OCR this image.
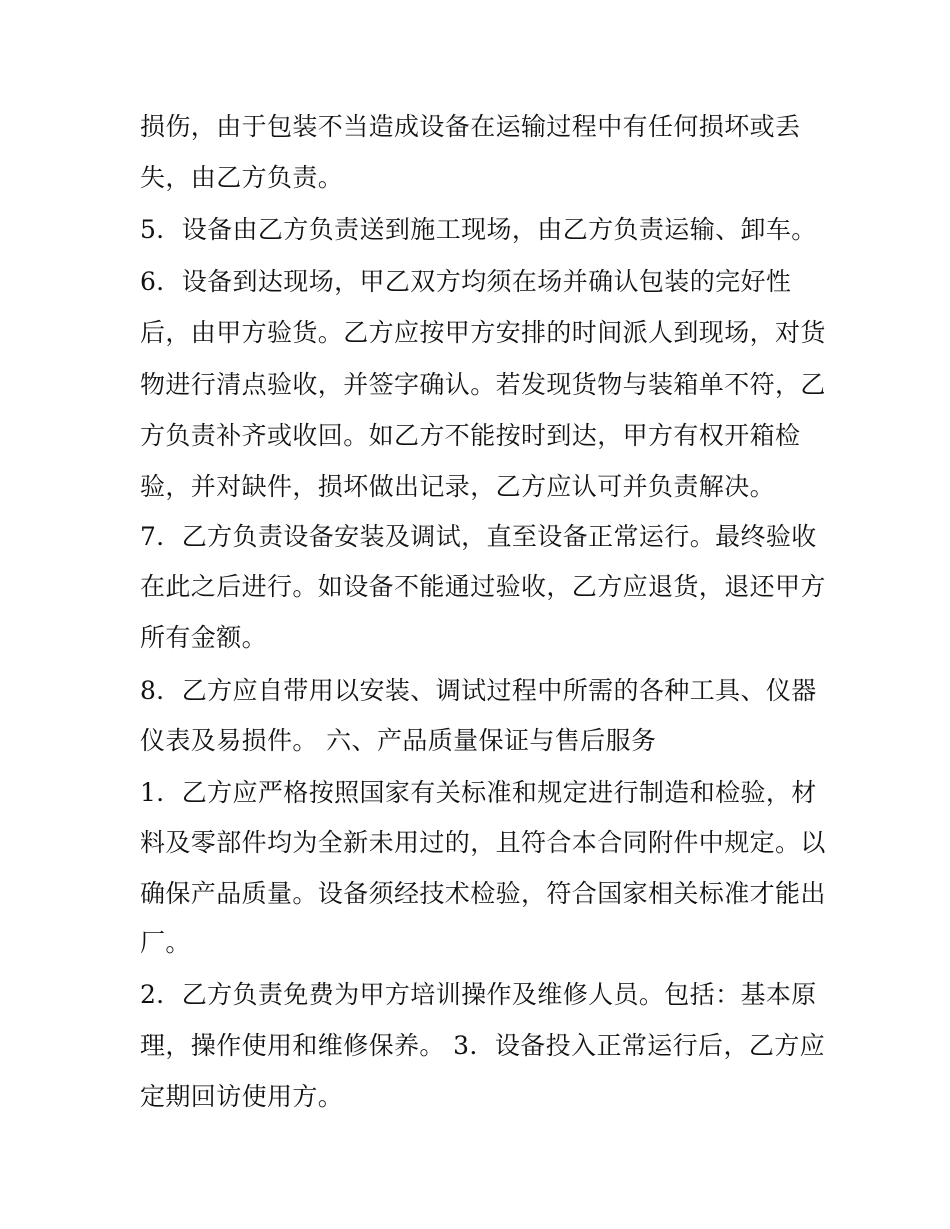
损伤，由于包装不当造成设备在运输过程中有任何损坏或丢
失，由乙方负责。
5．设备由乙方负责送到施工现场，由乙方负责运输、卸车。
6．设备到达现场，甲乙双方均须在场并确认包装的完好性
后，由甲方验货。乙方应按甲方安排的时间派人到现场，对货
物进行清点验收，并签字确认。若发现货物与装箱单不符，乙
方负责补齐或收回。如乙方不能按时到达，甲方有权开箱检
验，并对缺件，损坏做出记录，乙方应认可并负责解决。
7．乙方负责设备安装及调试，直至设备正常运行。最终验收
在此之后进行。如设备不能通过验收，乙方应退货，退还甲方
所有金额。
8．乙方应自带用以安装、调试过程中所需的各种工具、仪器
仪表及易损件。 六、产品质量保证与售后服务
1．乙方应严格按照国家有关标准和规定进行制造和检验，材
料及零部件均为全新未用过的，且符合本合同附件中规定。以
确保产品质量。设备须经技术检验，符合国家相关标准才能出
厂。
2．乙方负责免费为甲方培训操作及维修人员。包括：基本原
理，操作使用和维修保养。 3．设备投入正常运行后，乙方应
定期回访使用方。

Task directions = Make an exact copy of the records above, with the pictures left out.

Exercise output =
OCR this image.
损伤，由于包装不当造成设备在运输过程中有任何损坏或丢
失，由乙方负责。
5．设备由乙方负责送到施工现场，由乙方负责运输、卸车。
6．设备到达现场，甲乙双方均须在场并确认包装的完好性
后，由甲方验货。乙方应按甲方安排的时间派人到现场，对货
物进行清点验收，并签字确认。若发现货物与装箱单不符，乙
方负责补齐或收回。如乙方不能按时到达，甲方有权开箱检
验，并对缺件，损坏做出记录，乙方应认可并负责解决。
7．乙方负责设备安装及调试，直至设备正常运行。最终验收
在此之后进行。如设备不能通过验收，乙方应退货，退还甲方
所有金额。
8．乙方应自带用以安装、调试过程中所需的各种工具、仪器
仪表及易损件。 六、产品质量保证与售后服务
1．乙方应严格按照国家有关标准和规定进行制造和检验，材
料及零部件均为全新未用过的，且符合本合同附件中规定。以
确保产品质量。设备须经技术检验，符合国家相关标准才能出
厂。
2．乙方负责免费为甲方培训操作及维修人员。包括：基本原
理，操作使用和维修保养。 3．设备投入正常运行后，乙方应
定期回访使用方。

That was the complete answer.